#### [Stored records]

— Begin —

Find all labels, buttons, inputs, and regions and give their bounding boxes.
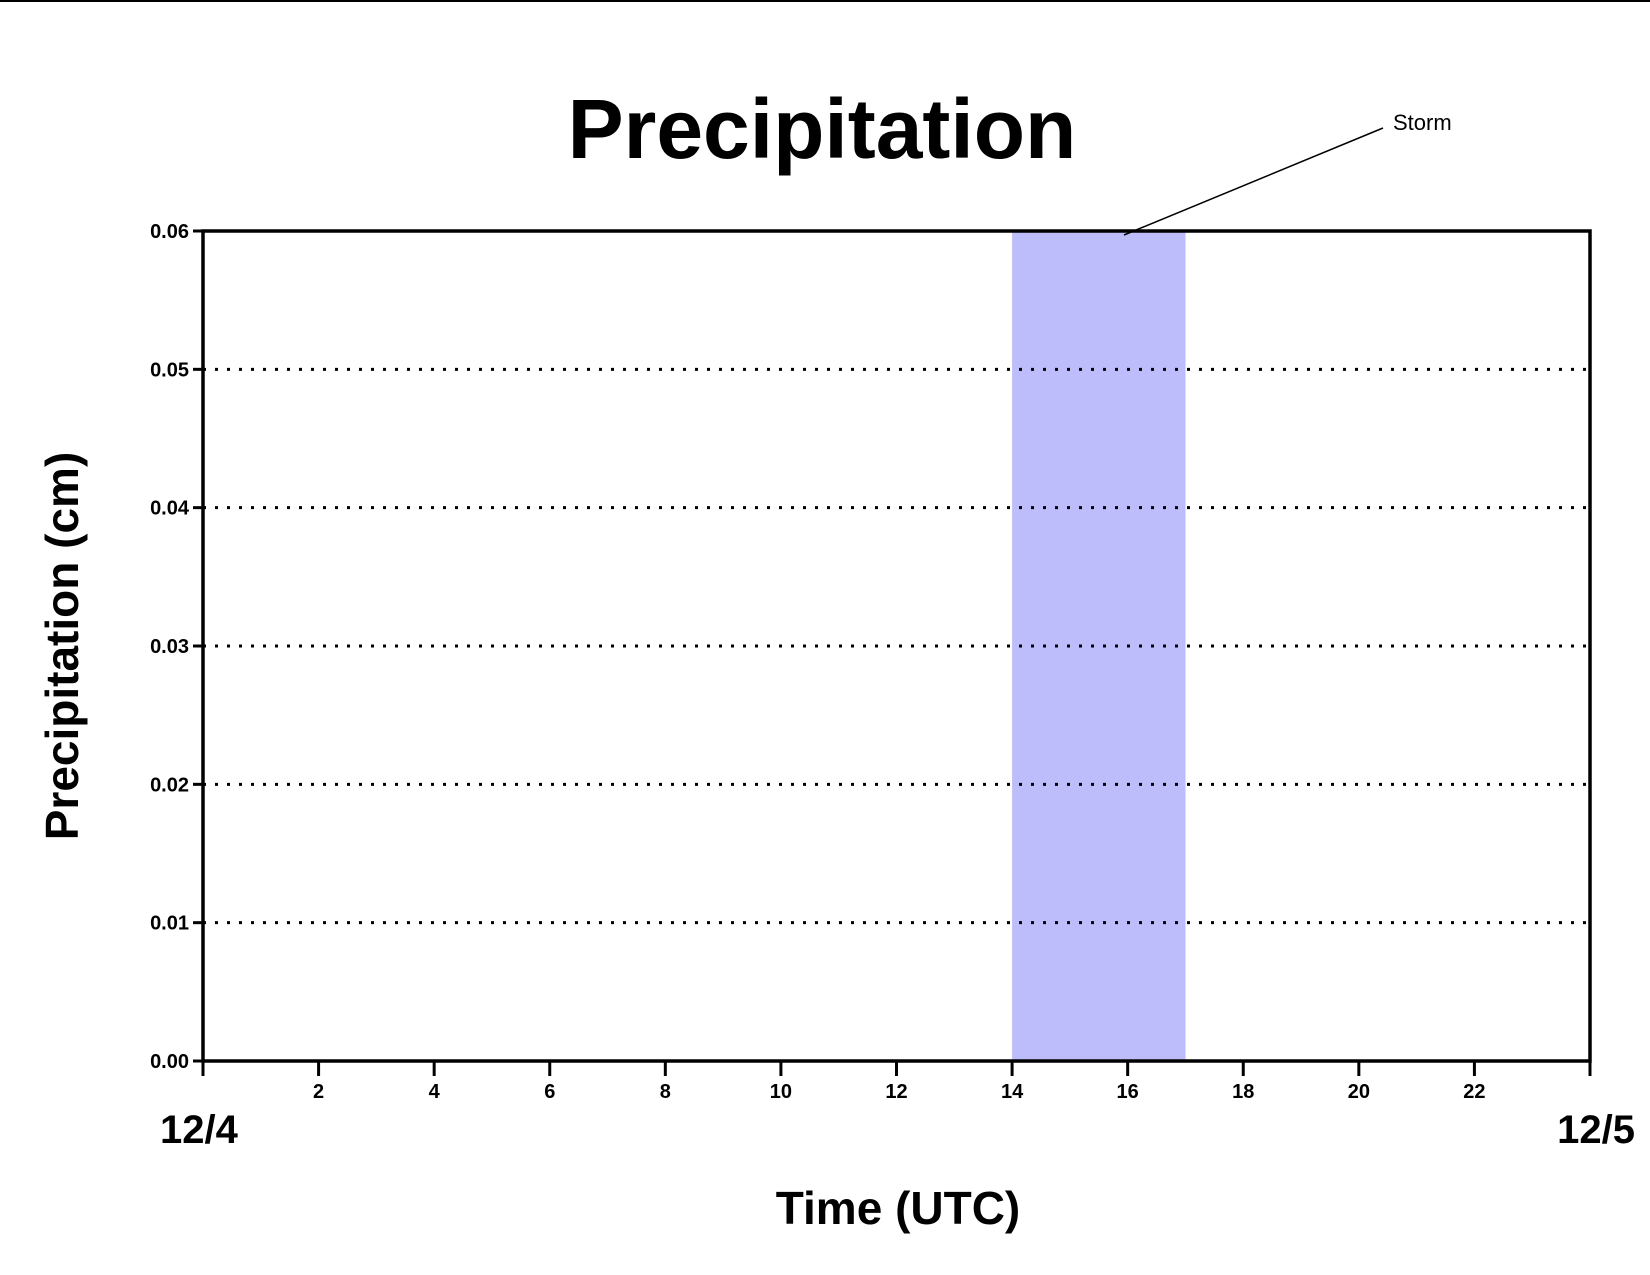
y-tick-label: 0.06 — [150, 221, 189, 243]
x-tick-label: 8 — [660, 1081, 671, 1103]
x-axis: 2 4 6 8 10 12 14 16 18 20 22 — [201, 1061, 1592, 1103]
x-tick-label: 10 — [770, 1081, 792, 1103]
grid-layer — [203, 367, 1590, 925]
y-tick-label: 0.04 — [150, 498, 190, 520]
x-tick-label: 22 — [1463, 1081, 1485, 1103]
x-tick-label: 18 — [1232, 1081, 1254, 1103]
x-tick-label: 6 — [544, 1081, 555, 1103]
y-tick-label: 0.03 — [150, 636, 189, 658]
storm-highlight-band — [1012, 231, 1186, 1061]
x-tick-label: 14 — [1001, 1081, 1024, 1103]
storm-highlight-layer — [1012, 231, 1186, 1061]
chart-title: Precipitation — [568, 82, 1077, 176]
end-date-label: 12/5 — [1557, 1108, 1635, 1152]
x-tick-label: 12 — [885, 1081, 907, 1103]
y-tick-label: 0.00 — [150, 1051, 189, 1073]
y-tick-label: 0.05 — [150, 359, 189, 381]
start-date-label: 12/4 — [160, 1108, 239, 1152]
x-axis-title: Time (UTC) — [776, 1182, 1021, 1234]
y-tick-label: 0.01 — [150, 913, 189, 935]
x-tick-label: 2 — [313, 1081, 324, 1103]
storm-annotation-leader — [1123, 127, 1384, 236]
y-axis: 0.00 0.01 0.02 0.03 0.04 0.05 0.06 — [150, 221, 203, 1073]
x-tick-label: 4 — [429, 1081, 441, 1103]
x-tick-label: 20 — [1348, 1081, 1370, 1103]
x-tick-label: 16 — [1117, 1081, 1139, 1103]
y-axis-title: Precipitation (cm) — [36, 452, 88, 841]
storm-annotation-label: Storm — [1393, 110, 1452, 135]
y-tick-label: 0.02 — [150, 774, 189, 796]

— End —

#### [Work to be completed]
Render every line of the items above as a numbered list, omitting blank lines and leaving out the pictures.

#### [Response below]
1. Find all labels, buttons, inputs, and regions and give their bounding boxes.
2. y-tick-label: 0.06 — [150, 221, 189, 243]
3. x-tick-label: 8 — [660, 1081, 671, 1103]
4. x-axis: 2 4 6 8 10 12 14 16 18 20 22 — [201, 1061, 1592, 1103]
5. x-tick-label: 10 — [770, 1081, 792, 1103]
6. grid-layer — [203, 367, 1590, 925]
7. y-tick-label: 0.04 — [150, 498, 190, 520]
8. x-tick-label: 22 — [1463, 1081, 1485, 1103]
9. x-tick-label: 18 — [1232, 1081, 1254, 1103]
10. x-tick-label: 6 — [544, 1081, 555, 1103]
11. y-tick-label: 0.03 — [150, 636, 189, 658]
12. storm-highlight-band — [1012, 231, 1186, 1061]
13. x-tick-label: 14 — [1001, 1081, 1024, 1103]
14. storm-highlight-layer — [1012, 231, 1186, 1061]
15. chart-title: Precipitation — [568, 82, 1077, 176]
16. end-date-label: 12/5 — [1557, 1108, 1635, 1152]
17. x-tick-label: 12 — [885, 1081, 907, 1103]
18. y-tick-label: 0.00 — [150, 1051, 189, 1073]
19. y-tick-label: 0.05 — [150, 359, 189, 381]
20. start-date-label: 12/4 — [160, 1108, 239, 1152]
21. x-axis-title: Time (UTC) — [776, 1182, 1021, 1234]
22. y-tick-label: 0.01 — [150, 913, 189, 935]
23. x-tick-label: 2 — [313, 1081, 324, 1103]
24. storm-annotation-leader — [1123, 127, 1384, 236]
25. y-axis: 0.00 0.01 0.02 0.03 0.04 0.05 0.06 — [150, 221, 203, 1073]
26. x-tick-label: 4 — [429, 1081, 441, 1103]
27. x-tick-label: 20 — [1348, 1081, 1370, 1103]
28. x-tick-label: 16 — [1117, 1081, 1139, 1103]
29. y-axis-title: Precipitation (cm) — [36, 452, 88, 841]
30. storm-annotation-label: Storm — [1393, 110, 1452, 135]
31. y-tick-label: 0.02 — [150, 774, 189, 796]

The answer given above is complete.